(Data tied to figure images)
= = =
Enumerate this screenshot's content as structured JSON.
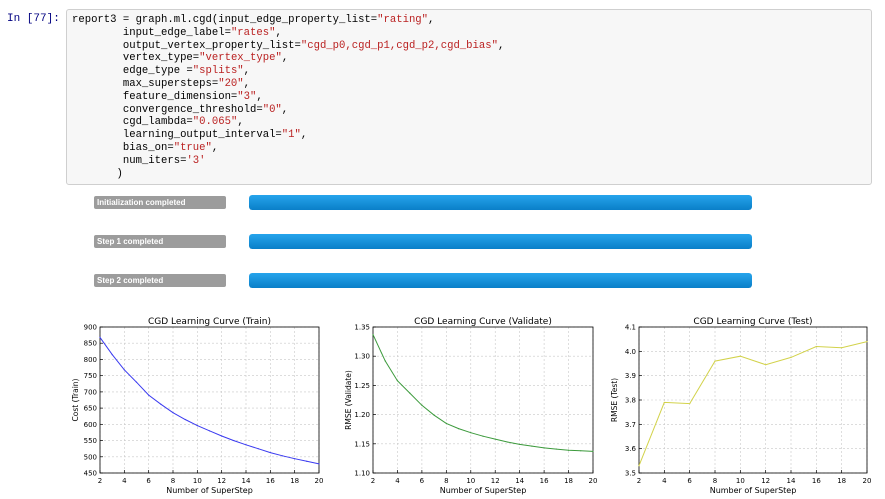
{
  "cell": {
    "prompt": "In [77]:",
    "code_lines": [
      [
        {
          "t": "report3 = graph.ml.cgd(input_edge_property_list="
        },
        {
          "t": "\"rating\"",
          "c": "str"
        },
        {
          "t": ","
        }
      ],
      [
        {
          "t": "        input_edge_label="
        },
        {
          "t": "\"rates\"",
          "c": "str"
        },
        {
          "t": ","
        }
      ],
      [
        {
          "t": "        output_vertex_property_list="
        },
        {
          "t": "\"cgd_p0,cgd_p1,cgd_p2,cgd_bias\"",
          "c": "str"
        },
        {
          "t": ","
        }
      ],
      [
        {
          "t": "        vertex_type="
        },
        {
          "t": "\"vertex_type\"",
          "c": "str"
        },
        {
          "t": ","
        }
      ],
      [
        {
          "t": "        edge_type ="
        },
        {
          "t": "\"splits\"",
          "c": "str"
        },
        {
          "t": ","
        }
      ],
      [
        {
          "t": "        max_supersteps="
        },
        {
          "t": "\"20\"",
          "c": "str"
        },
        {
          "t": ","
        }
      ],
      [
        {
          "t": "        feature_dimension="
        },
        {
          "t": "\"3\"",
          "c": "str"
        },
        {
          "t": ","
        }
      ],
      [
        {
          "t": "        convergence_threshold="
        },
        {
          "t": "\"0\"",
          "c": "str"
        },
        {
          "t": ","
        }
      ],
      [
        {
          "t": "        cgd_lambda="
        },
        {
          "t": "\"0.065\"",
          "c": "str"
        },
        {
          "t": ","
        }
      ],
      [
        {
          "t": "        learning_output_interval="
        },
        {
          "t": "\"1\"",
          "c": "str"
        },
        {
          "t": ","
        }
      ],
      [
        {
          "t": "        bias_on="
        },
        {
          "t": "\"true\"",
          "c": "str"
        },
        {
          "t": ","
        }
      ],
      [
        {
          "t": "        num_iters="
        },
        {
          "t": "'3'",
          "c": "str"
        }
      ],
      [
        {
          "t": "       )"
        }
      ]
    ]
  },
  "progress": [
    {
      "label": "Initialization completed",
      "fraction": 1.0
    },
    {
      "label": "Step 1 completed",
      "fraction": 1.0
    },
    {
      "label": "Step 2 completed",
      "fraction": 1.0
    }
  ],
  "colors": {
    "progress_fill": "#0b8ed9",
    "train": "#3a3af0",
    "validate": "#3c9a3c",
    "test": "#d2d24a"
  },
  "chart_data": [
    {
      "type": "line",
      "title": "CGD Learning Curve  (Train)",
      "xlabel": "Number of SuperStep",
      "ylabel": "Cost (Train)",
      "xlim": [
        2,
        20
      ],
      "ylim": [
        450,
        900
      ],
      "xticks": [
        2,
        4,
        6,
        8,
        10,
        12,
        14,
        16,
        18,
        20
      ],
      "yticks": [
        450,
        500,
        550,
        600,
        650,
        700,
        750,
        800,
        850,
        900
      ],
      "ytick_labels": [
        "450",
        "500",
        "550",
        "600",
        "650",
        "700",
        "750",
        "800",
        "850",
        "900"
      ],
      "grid": true,
      "color": "#3a3af0",
      "x": [
        2,
        3,
        4,
        5,
        6,
        7,
        8,
        9,
        10,
        11,
        12,
        13,
        14,
        15,
        16,
        17,
        18,
        19,
        20
      ],
      "y": [
        868,
        815,
        768,
        730,
        690,
        662,
        636,
        615,
        596,
        580,
        564,
        550,
        537,
        525,
        513,
        503,
        494,
        486,
        478
      ]
    },
    {
      "type": "line",
      "title": "CGD Learning Curve  (Validate)",
      "xlabel": "Number of SuperStep",
      "ylabel": "RMSE (Validate)",
      "xlim": [
        2,
        20
      ],
      "ylim": [
        1.1,
        1.35
      ],
      "xticks": [
        2,
        4,
        6,
        8,
        10,
        12,
        14,
        16,
        18,
        20
      ],
      "yticks": [
        1.1,
        1.15,
        1.2,
        1.25,
        1.3,
        1.35
      ],
      "ytick_labels": [
        "1.10",
        "1.15",
        "1.20",
        "1.25",
        "1.30",
        "1.35"
      ],
      "grid": true,
      "color": "#3c9a3c",
      "x": [
        2,
        3,
        4,
        5,
        6,
        7,
        8,
        9,
        10,
        11,
        12,
        13,
        14,
        15,
        16,
        17,
        18,
        19,
        20
      ],
      "y": [
        1.337,
        1.292,
        1.258,
        1.237,
        1.216,
        1.199,
        1.185,
        1.176,
        1.169,
        1.163,
        1.158,
        1.153,
        1.149,
        1.146,
        1.143,
        1.141,
        1.139,
        1.138,
        1.137
      ]
    },
    {
      "type": "line",
      "title": "CGD Learning Curve  (Test)",
      "xlabel": "Number of SuperStep",
      "ylabel": "RMSE (Test)",
      "xlim": [
        2,
        20
      ],
      "ylim": [
        3.5,
        4.1
      ],
      "xticks": [
        2,
        4,
        6,
        8,
        10,
        12,
        14,
        16,
        18,
        20
      ],
      "yticks": [
        3.5,
        3.6,
        3.7,
        3.8,
        3.9,
        4.0,
        4.1
      ],
      "ytick_labels": [
        "3.5",
        "3.6",
        "3.7",
        "3.8",
        "3.9",
        "4.0",
        "4.1"
      ],
      "grid": true,
      "color": "#d2d24a",
      "x": [
        2,
        4,
        6,
        8,
        10,
        12,
        14,
        16,
        18,
        20
      ],
      "y": [
        3.53,
        3.79,
        3.785,
        3.96,
        3.98,
        3.945,
        3.975,
        4.02,
        4.015,
        4.04
      ]
    }
  ]
}
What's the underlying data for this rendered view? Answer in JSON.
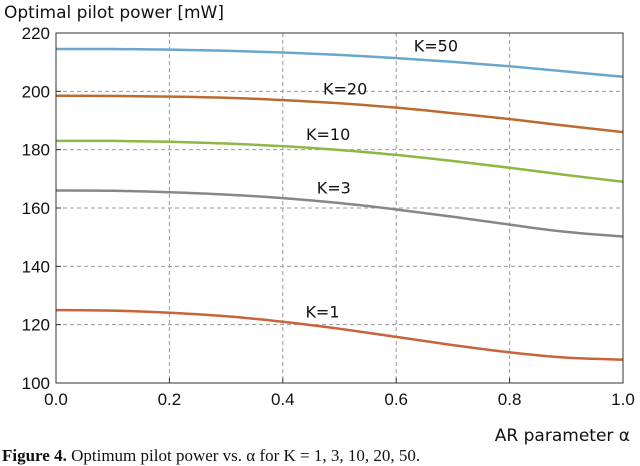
{
  "chart_data": {
    "type": "line",
    "ylabel": "Optimal pilot power [mW]",
    "xlabel": "AR parameter α",
    "xlim": [
      0.0,
      1.0
    ],
    "ylim": [
      100,
      220
    ],
    "x_ticks": [
      "0.0",
      "0.2",
      "0.4",
      "0.6",
      "0.8",
      "1.0"
    ],
    "y_ticks": [
      "100",
      "120",
      "140",
      "160",
      "180",
      "200",
      "220"
    ],
    "grid": true,
    "x": [
      0.0,
      0.1,
      0.2,
      0.3,
      0.4,
      0.5,
      0.6,
      0.7,
      0.8,
      0.9,
      1.0
    ],
    "series": [
      {
        "name": "K=1",
        "color": "#c8643c",
        "values": [
          125.0,
          124.8,
          124.1,
          122.9,
          121.0,
          118.6,
          115.8,
          113.0,
          110.5,
          108.7,
          108.0
        ]
      },
      {
        "name": "K=3",
        "color": "#878787",
        "values": [
          166.0,
          165.9,
          165.4,
          164.6,
          163.4,
          161.7,
          159.5,
          157.0,
          154.3,
          151.8,
          150.2
        ]
      },
      {
        "name": "K=10",
        "color": "#8db843",
        "values": [
          183.0,
          183.0,
          182.7,
          182.1,
          181.2,
          179.9,
          178.2,
          176.1,
          173.8,
          171.3,
          169.0
        ]
      },
      {
        "name": "K=20",
        "color": "#bd6a30",
        "values": [
          198.5,
          198.4,
          198.2,
          197.8,
          197.0,
          195.9,
          194.4,
          192.5,
          190.5,
          188.2,
          186.0
        ]
      },
      {
        "name": "K=50",
        "color": "#6ba6cc",
        "values": [
          214.5,
          214.5,
          214.3,
          213.9,
          213.3,
          212.5,
          211.4,
          210.1,
          208.6,
          206.8,
          205.0
        ]
      }
    ]
  },
  "caption": {
    "lead": "Figure 4.",
    "text": "Optimum pilot power vs. α for K = 1, 3, 10, 20, 50."
  }
}
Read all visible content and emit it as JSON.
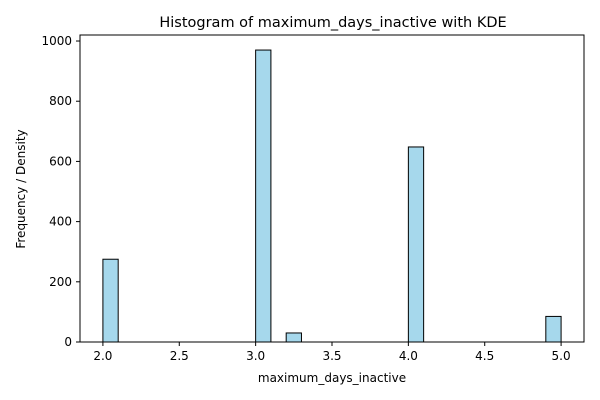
= = =
### Task prompt
Write out every entry again word for word, without any of the pictures.

### Response to this task
Enumerate this screenshot's content as structured JSON.
{
  "cell": {
    "prompt": "In [77]:",
    "code_lines": [
      [
        {
          "t": "report3 = graph.ml.cgd(input_edge_property_list="
        },
        {
          "t": "\"rating\"",
          "c": "str"
        },
        {
          "t": ","
        }
      ],
      [
        {
          "t": "        input_edge_label="
        },
        {
          "t": "\"rates\"",
          "c": "str"
        },
        {
          "t": ","
        }
      ],
      [
        {
          "t": "        output_vertex_property_list="
        },
        {
          "t": "\"cgd_p0,cgd_p1,cgd_p2,cgd_bias\"",
          "c": "str"
        },
        {
          "t": ","
        }
      ],
      [
        {
          "t": "        vertex_type="
        },
        {
          "t": "\"vertex_type\"",
          "c": "str"
        },
        {
          "t": ","
        }
      ],
      [
        {
          "t": "        edge_type ="
        },
        {
          "t": "\"splits\"",
          "c": "str"
        },
        {
          "t": ","
        }
      ],
      [
        {
          "t": "        max_supersteps="
        },
        {
          "t": "\"20\"",
          "c": "str"
        },
        {
          "t": ","
        }
      ],
      [
        {
          "t": "        feature_dimension="
        },
        {
          "t": "\"3\"",
          "c": "str"
        },
        {
          "t": ","
        }
      ],
      [
        {
          "t": "        convergence_threshold="
        },
        {
          "t": "\"0\"",
          "c": "str"
        },
        {
          "t": ","
        }
      ],
      [
        {
          "t": "        cgd_lambda="
        },
        {
          "t": "\"0.065\"",
          "c": "str"
        },
        {
          "t": ","
        }
      ],
      [
        {
          "t": "        learning_output_interval="
        },
        {
          "t": "\"1\"",
          "c": "str"
        },
        {
          "t": ","
        }
      ],
      [
        {
          "t": "        bias_on="
        },
        {
          "t": "\"true\"",
          "c": "str"
        },
        {
          "t": ","
        }
      ],
      [
        {
          "t": "        num_iters="
        },
        {
          "t": "'3'",
          "c": "str"
        }
      ],
      [
        {
          "t": "       )"
        }
      ]
    ]
  },
  "progress": [
    {
      "label": "Initialization completed",
      "fraction": 1.0
    },
    {
      "label": "Step 1 completed",
      "fraction": 1.0
    },
    {
      "label": "Step 2 completed",
      "fraction": 1.0
    }
  ],
  "colors": {
    "progress_fill": "#0b8ed9",
    "train": "#3a3af0",
    "validate": "#3c9a3c",
    "test": "#d2d24a"
  },
  "chart_data": [
    {
      "type": "line",
      "title": "CGD Learning Curve  (Train)",
      "xlabel": "Number of SuperStep",
      "ylabel": "Cost (Train)",
      "xlim": [
        2,
        20
      ],
      "ylim": [
        450,
        900
      ],
      "xticks": [
        2,
        4,
        6,
        8,
        10,
        12,
        14,
        16,
        18,
        20
      ],
      "yticks": [
        450,
        500,
        550,
        600,
        650,
        700,
        750,
        800,
        850,
        900
      ],
      "ytick_labels": [
        "450",
        "500",
        "550",
        "600",
        "650",
        "700",
        "750",
        "800",
        "850",
        "900"
      ],
      "grid": true,
      "color": "#3a3af0",
      "x": [
        2,
        3,
        4,
        5,
        6,
        7,
        8,
        9,
        10,
        11,
        12,
        13,
        14,
        15,
        16,
        17,
        18,
        19,
        20
      ],
      "y": [
        868,
        815,
        768,
        730,
        690,
        662,
        636,
        615,
        596,
        580,
        564,
        550,
        537,
        525,
        513,
        503,
        494,
        486,
        478
      ]
    },
    {
      "type": "line",
      "title": "CGD Learning Curve  (Validate)",
      "xlabel": "Number of SuperStep",
      "ylabel": "RMSE (Validate)",
      "xlim": [
        2,
        20
      ],
      "ylim": [
        1.1,
        1.35
      ],
      "xticks": [
        2,
        4,
        6,
        8,
        10,
        12,
        14,
        16,
        18,
        20
      ],
      "yticks": [
        1.1,
        1.15,
        1.2,
        1.25,
        1.3,
        1.35
      ],
      "ytick_labels": [
        "1.10",
        "1.15",
        "1.20",
        "1.25",
        "1.30",
        "1.35"
      ],
      "grid": true,
      "color": "#3c9a3c",
      "x": [
        2,
        3,
        4,
        5,
        6,
        7,
        8,
        9,
        10,
        11,
        12,
        13,
        14,
        15,
        16,
        17,
        18,
        19,
        20
      ],
      "y": [
        1.337,
        1.292,
        1.258,
        1.237,
        1.216,
        1.199,
        1.185,
        1.176,
        1.169,
        1.163,
        1.158,
        1.153,
        1.149,
        1.146,
        1.143,
        1.141,
        1.139,
        1.138,
        1.137
      ]
    },
    {
      "type": "line",
      "title": "CGD Learning Curve  (Test)",
      "xlabel": "Number of SuperStep",
      "ylabel": "RMSE (Test)",
      "xlim": [
        2,
        20
      ],
      "ylim": [
        3.5,
        4.1
      ],
      "xticks": [
        2,
        4,
        6,
        8,
        10,
        12,
        14,
        16,
        18,
        20
      ],
      "yticks": [
        3.5,
        3.6,
        3.7,
        3.8,
        3.9,
        4.0,
        4.1
      ],
      "ytick_labels": [
        "3.5",
        "3.6",
        "3.7",
        "3.8",
        "3.9",
        "4.0",
        "4.1"
      ],
      "grid": true,
      "color": "#d2d24a",
      "x": [
        2,
        4,
        6,
        8,
        10,
        12,
        14,
        16,
        18,
        20
      ],
      "y": [
        3.53,
        3.79,
        3.785,
        3.96,
        3.98,
        3.945,
        3.975,
        4.02,
        4.015,
        4.04
      ]
    }
  ]
}
What's the underlying data for this rendered view? Answer in JSON.
{
  "chart_data": {
    "type": "line",
    "ylabel": "Optimal pilot power [mW]",
    "xlabel": "AR parameter α",
    "xlim": [
      0.0,
      1.0
    ],
    "ylim": [
      100,
      220
    ],
    "x_ticks": [
      "0.0",
      "0.2",
      "0.4",
      "0.6",
      "0.8",
      "1.0"
    ],
    "y_ticks": [
      "100",
      "120",
      "140",
      "160",
      "180",
      "200",
      "220"
    ],
    "grid": true,
    "x": [
      0.0,
      0.1,
      0.2,
      0.3,
      0.4,
      0.5,
      0.6,
      0.7,
      0.8,
      0.9,
      1.0
    ],
    "series": [
      {
        "name": "K=1",
        "color": "#c8643c",
        "values": [
          125.0,
          124.8,
          124.1,
          122.9,
          121.0,
          118.6,
          115.8,
          113.0,
          110.5,
          108.7,
          108.0
        ]
      },
      {
        "name": "K=3",
        "color": "#878787",
        "values": [
          166.0,
          165.9,
          165.4,
          164.6,
          163.4,
          161.7,
          159.5,
          157.0,
          154.3,
          151.8,
          150.2
        ]
      },
      {
        "name": "K=10",
        "color": "#8db843",
        "values": [
          183.0,
          183.0,
          182.7,
          182.1,
          181.2,
          179.9,
          178.2,
          176.1,
          173.8,
          171.3,
          169.0
        ]
      },
      {
        "name": "K=20",
        "color": "#bd6a30",
        "values": [
          198.5,
          198.4,
          198.2,
          197.8,
          197.0,
          195.9,
          194.4,
          192.5,
          190.5,
          188.2,
          186.0
        ]
      },
      {
        "name": "K=50",
        "color": "#6ba6cc",
        "values": [
          214.5,
          214.5,
          214.3,
          213.9,
          213.3,
          212.5,
          211.4,
          210.1,
          208.6,
          206.8,
          205.0
        ]
      }
    ]
  },
  "caption": {
    "lead": "Figure 4.",
    "text": "Optimum pilot power vs. α for K = 1, 3, 10, 20, 50."
  }
}
Read all visible content and emit it as JSON.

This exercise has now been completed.